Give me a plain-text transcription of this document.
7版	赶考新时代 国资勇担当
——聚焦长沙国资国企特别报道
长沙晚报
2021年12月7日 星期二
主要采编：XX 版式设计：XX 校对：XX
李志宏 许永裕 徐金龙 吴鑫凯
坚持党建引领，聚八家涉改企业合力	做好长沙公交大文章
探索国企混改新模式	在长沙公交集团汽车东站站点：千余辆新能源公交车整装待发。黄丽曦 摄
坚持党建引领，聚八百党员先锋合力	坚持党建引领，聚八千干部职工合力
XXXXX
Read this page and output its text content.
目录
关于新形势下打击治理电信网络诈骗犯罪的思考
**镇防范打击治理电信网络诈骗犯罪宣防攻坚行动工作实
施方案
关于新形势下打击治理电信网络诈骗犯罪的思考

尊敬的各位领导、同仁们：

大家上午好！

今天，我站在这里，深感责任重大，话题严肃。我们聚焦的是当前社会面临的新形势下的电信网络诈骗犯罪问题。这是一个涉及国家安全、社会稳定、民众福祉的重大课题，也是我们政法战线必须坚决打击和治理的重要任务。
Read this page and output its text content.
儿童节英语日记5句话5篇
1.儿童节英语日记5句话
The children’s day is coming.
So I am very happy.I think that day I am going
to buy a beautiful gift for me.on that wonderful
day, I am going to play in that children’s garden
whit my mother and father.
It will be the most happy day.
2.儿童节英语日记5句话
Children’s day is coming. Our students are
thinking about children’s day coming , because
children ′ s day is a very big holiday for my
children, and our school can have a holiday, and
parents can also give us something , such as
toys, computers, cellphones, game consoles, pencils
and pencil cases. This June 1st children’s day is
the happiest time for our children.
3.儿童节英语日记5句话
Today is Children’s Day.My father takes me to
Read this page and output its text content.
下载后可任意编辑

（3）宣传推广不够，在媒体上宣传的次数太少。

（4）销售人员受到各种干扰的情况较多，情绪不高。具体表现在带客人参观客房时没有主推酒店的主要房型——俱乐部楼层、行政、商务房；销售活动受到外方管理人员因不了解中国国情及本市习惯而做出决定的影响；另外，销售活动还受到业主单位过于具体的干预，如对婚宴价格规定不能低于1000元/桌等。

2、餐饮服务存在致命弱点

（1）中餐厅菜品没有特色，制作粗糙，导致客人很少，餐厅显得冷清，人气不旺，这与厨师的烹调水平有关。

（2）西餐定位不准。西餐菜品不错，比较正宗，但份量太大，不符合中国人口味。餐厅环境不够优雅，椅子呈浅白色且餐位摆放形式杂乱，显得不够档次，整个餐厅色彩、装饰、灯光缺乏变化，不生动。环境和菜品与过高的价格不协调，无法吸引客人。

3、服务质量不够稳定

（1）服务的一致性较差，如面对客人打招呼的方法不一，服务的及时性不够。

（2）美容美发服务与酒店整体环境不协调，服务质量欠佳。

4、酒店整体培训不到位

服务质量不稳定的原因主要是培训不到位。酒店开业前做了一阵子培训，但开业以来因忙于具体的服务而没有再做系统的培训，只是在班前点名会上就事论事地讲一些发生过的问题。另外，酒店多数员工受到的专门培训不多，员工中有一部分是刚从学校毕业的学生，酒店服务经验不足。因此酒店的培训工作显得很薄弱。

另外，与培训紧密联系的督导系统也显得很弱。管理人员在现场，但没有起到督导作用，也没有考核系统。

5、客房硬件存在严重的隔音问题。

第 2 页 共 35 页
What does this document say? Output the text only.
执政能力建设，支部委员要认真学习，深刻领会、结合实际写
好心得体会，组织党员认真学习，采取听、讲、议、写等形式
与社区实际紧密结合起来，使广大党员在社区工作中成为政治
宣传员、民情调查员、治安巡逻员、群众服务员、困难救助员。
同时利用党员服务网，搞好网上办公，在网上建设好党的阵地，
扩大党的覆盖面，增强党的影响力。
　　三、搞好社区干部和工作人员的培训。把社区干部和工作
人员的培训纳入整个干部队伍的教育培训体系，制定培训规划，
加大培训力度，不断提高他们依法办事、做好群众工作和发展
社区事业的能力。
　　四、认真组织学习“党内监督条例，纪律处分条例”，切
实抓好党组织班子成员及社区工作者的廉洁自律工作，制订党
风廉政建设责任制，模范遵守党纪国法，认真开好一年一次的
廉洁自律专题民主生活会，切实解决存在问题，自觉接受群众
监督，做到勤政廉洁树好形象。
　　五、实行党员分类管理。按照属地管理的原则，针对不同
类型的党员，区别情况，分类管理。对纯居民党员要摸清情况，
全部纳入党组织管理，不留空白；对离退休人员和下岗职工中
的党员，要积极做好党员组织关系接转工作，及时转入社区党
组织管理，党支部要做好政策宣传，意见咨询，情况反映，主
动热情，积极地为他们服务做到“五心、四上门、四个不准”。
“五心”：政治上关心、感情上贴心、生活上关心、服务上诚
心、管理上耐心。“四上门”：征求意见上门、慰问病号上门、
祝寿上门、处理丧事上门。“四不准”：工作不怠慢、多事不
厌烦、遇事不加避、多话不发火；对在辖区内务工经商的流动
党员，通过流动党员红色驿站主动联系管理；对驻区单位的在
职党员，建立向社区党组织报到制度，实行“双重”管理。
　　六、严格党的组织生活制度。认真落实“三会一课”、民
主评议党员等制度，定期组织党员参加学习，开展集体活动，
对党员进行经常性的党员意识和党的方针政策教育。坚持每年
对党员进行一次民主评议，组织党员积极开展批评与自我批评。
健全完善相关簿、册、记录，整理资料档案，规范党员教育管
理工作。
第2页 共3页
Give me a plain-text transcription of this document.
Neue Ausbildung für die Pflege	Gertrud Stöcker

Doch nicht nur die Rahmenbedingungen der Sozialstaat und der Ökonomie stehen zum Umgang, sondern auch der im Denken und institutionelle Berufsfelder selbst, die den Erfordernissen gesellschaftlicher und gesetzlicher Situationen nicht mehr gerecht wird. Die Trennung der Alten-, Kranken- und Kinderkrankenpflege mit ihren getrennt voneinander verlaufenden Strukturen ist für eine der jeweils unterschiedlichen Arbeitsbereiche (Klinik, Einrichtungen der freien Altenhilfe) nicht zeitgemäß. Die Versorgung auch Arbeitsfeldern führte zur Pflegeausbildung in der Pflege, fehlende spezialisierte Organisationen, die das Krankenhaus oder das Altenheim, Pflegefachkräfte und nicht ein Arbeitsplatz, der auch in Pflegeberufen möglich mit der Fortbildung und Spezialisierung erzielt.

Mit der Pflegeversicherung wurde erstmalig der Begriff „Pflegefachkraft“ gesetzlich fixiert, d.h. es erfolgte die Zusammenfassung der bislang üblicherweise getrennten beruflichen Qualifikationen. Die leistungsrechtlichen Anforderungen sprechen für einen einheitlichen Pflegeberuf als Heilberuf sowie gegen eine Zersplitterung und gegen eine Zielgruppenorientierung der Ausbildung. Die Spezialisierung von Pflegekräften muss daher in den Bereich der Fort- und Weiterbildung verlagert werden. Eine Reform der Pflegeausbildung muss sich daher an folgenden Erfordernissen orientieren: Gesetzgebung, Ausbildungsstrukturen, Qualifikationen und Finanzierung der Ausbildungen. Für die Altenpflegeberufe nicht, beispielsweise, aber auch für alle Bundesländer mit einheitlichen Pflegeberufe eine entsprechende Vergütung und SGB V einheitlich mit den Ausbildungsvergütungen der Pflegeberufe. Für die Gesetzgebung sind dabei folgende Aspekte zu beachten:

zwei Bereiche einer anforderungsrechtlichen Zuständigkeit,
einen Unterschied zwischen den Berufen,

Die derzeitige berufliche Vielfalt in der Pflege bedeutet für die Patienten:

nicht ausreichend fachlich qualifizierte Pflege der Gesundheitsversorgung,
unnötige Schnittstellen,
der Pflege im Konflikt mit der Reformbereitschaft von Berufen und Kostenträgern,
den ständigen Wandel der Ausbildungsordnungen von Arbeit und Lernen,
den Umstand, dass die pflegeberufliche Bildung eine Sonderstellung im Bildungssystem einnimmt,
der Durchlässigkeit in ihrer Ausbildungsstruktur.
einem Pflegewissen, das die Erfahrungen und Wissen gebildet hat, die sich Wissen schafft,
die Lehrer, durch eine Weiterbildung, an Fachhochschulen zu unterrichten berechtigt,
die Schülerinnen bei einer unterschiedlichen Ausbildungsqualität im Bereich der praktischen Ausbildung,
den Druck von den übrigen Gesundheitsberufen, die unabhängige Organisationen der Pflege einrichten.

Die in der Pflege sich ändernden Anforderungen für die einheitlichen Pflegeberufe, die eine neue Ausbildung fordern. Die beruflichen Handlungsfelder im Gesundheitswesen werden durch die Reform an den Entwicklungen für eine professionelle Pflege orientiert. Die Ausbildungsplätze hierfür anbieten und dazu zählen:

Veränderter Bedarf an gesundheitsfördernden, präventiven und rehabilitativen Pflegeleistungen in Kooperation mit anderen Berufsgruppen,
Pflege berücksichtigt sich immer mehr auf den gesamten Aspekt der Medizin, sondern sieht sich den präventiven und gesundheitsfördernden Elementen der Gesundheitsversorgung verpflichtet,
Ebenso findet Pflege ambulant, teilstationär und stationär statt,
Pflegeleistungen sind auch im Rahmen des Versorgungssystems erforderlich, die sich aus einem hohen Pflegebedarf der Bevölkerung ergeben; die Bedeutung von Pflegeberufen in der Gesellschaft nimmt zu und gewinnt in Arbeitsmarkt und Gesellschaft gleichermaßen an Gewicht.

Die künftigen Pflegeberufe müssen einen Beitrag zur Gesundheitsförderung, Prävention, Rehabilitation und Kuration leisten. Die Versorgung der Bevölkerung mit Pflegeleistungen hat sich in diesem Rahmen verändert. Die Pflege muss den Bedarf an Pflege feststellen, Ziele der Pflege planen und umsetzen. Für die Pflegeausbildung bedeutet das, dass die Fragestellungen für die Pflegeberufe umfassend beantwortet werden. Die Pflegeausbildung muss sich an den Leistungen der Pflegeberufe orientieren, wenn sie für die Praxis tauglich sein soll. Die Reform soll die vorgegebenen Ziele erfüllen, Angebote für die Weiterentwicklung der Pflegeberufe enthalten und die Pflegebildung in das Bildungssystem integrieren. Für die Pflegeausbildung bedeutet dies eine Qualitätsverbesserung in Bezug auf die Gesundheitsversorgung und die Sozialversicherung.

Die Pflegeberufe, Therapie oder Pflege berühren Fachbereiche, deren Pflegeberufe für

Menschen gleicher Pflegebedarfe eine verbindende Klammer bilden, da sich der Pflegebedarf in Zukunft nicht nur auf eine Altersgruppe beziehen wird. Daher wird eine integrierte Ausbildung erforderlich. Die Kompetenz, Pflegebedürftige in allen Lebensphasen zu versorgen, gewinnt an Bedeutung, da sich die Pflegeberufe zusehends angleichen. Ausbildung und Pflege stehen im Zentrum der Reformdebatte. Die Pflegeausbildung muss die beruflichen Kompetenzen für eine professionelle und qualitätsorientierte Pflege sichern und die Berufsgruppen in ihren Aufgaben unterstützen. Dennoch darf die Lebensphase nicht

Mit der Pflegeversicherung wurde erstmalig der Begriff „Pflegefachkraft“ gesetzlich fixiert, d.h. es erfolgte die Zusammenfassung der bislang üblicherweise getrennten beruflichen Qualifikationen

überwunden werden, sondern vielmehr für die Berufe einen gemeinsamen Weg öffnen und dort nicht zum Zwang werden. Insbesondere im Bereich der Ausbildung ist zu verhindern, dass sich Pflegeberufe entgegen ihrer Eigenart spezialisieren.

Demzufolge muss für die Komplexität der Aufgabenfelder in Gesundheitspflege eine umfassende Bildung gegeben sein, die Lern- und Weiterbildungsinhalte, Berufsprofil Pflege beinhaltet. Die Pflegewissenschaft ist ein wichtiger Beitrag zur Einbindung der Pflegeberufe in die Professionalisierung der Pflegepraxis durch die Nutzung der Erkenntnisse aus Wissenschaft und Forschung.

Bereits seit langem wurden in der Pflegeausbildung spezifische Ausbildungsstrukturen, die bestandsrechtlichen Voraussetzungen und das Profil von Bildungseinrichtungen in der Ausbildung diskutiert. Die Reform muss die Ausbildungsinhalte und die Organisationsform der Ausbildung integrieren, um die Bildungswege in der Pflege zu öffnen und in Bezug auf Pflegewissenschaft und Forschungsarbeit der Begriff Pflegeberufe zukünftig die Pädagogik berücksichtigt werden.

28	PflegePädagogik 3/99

◆ ◆ ◆ ◆

#### PROBLEM DETAILS:
Find how many lines in the listing hold "ihrer", and reply with that number only.

#### OUTPUT BELOW:
2